Dataset content ▸

• • • • • • •

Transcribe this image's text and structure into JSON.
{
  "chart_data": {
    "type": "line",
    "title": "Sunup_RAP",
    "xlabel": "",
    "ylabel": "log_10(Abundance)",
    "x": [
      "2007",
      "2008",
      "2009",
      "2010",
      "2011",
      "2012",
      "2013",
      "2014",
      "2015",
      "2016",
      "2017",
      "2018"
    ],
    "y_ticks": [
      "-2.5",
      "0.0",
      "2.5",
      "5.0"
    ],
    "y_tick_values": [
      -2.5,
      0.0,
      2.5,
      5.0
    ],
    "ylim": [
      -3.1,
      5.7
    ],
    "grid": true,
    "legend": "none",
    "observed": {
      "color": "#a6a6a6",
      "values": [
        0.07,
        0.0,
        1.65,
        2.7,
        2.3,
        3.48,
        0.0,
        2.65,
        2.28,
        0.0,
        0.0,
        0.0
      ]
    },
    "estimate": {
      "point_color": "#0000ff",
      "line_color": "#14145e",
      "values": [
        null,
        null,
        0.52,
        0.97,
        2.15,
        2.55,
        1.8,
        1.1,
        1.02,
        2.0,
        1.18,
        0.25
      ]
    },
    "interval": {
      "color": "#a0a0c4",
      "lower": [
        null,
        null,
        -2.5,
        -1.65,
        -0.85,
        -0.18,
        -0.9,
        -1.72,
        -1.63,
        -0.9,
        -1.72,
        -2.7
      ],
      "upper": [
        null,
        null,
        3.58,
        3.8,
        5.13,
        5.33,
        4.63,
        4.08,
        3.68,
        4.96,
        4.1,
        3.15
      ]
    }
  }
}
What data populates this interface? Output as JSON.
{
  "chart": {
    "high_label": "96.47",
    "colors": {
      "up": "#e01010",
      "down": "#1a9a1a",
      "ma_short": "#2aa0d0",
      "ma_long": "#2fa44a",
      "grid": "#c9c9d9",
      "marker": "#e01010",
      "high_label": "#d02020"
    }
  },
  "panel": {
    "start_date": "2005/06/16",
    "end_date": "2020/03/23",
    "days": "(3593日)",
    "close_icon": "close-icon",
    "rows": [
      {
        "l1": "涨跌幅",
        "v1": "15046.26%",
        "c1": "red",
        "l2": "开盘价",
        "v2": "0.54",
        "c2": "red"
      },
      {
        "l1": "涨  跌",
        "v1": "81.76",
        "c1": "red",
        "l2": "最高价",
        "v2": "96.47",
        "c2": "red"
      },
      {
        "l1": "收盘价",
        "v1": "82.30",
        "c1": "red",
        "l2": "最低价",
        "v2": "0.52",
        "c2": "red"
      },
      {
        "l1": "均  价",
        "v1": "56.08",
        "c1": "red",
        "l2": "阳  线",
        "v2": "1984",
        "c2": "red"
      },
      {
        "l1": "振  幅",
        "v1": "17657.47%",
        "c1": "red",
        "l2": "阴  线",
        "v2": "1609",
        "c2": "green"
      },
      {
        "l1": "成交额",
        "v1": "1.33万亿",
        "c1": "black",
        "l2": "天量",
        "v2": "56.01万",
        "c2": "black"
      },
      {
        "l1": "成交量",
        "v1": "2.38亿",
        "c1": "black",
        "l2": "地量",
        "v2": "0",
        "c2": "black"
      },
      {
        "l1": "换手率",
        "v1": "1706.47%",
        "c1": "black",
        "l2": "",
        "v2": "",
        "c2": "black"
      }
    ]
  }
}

• • • • • • •

Short exercise ▸
Transcribe every line of the data, exactly as it stands.

Answer to the exercise ▸
Transcribe this image's text and structure into JSON.
{
  "chart_data": {
    "type": "line",
    "title": "Sunup_RAP",
    "xlabel": "",
    "ylabel": "log_10(Abundance)",
    "x": [
      "2007",
      "2008",
      "2009",
      "2010",
      "2011",
      "2012",
      "2013",
      "2014",
      "2015",
      "2016",
      "2017",
      "2018"
    ],
    "y_ticks": [
      "-2.5",
      "0.0",
      "2.5",
      "5.0"
    ],
    "y_tick_values": [
      -2.5,
      0.0,
      2.5,
      5.0
    ],
    "ylim": [
      -3.1,
      5.7
    ],
    "grid": true,
    "legend": "none",
    "observed": {
      "color": "#a6a6a6",
      "values": [
        0.07,
        0.0,
        1.65,
        2.7,
        2.3,
        3.48,
        0.0,
        2.65,
        2.28,
        0.0,
        0.0,
        0.0
      ]
    },
    "estimate": {
      "point_color": "#0000ff",
      "line_color": "#14145e",
      "values": [
        null,
        null,
        0.52,
        0.97,
        2.15,
        2.55,
        1.8,
        1.1,
        1.02,
        2.0,
        1.18,
        0.25
      ]
    },
    "interval": {
      "color": "#a0a0c4",
      "lower": [
        null,
        null,
        -2.5,
        -1.65,
        -0.85,
        -0.18,
        -0.9,
        -1.72,
        -1.63,
        -0.9,
        -1.72,
        -2.7
      ],
      "upper": [
        null,
        null,
        3.58,
        3.8,
        5.13,
        5.33,
        4.63,
        4.08,
        3.68,
        4.96,
        4.1,
        3.15
      ]
    }
  }
}
What data populates this interface? Output as JSON.
{
  "chart": {
    "high_label": "96.47",
    "colors": {
      "up": "#e01010",
      "down": "#1a9a1a",
      "ma_short": "#2aa0d0",
      "ma_long": "#2fa44a",
      "grid": "#c9c9d9",
      "marker": "#e01010",
      "high_label": "#d02020"
    }
  },
  "panel": {
    "start_date": "2005/06/16",
    "end_date": "2020/03/23",
    "days": "(3593日)",
    "close_icon": "close-icon",
    "rows": [
      {
        "l1": "涨跌幅",
        "v1": "15046.26%",
        "c1": "red",
        "l2": "开盘价",
        "v2": "0.54",
        "c2": "red"
      },
      {
        "l1": "涨  跌",
        "v1": "81.76",
        "c1": "red",
        "l2": "最高价",
        "v2": "96.47",
        "c2": "red"
      },
      {
        "l1": "收盘价",
        "v1": "82.30",
        "c1": "red",
        "l2": "最低价",
        "v2": "0.52",
        "c2": "red"
      },
      {
        "l1": "均  价",
        "v1": "56.08",
        "c1": "red",
        "l2": "阳  线",
        "v2": "1984",
        "c2": "red"
      },
      {
        "l1": "振  幅",
        "v1": "17657.47%",
        "c1": "red",
        "l2": "阴  线",
        "v2": "1609",
        "c2": "green"
      },
      {
        "l1": "成交额",
        "v1": "1.33万亿",
        "c1": "black",
        "l2": "天量",
        "v2": "56.01万",
        "c2": "black"
      },
      {
        "l1": "成交量",
        "v1": "2.38亿",
        "c1": "black",
        "l2": "地量",
        "v2": "0",
        "c2": "black"
      },
      {
        "l1": "换手率",
        "v1": "1706.47%",
        "c1": "black",
        "l2": "",
        "v2": "",
        "c2": "black"
      }
    ]
  }
}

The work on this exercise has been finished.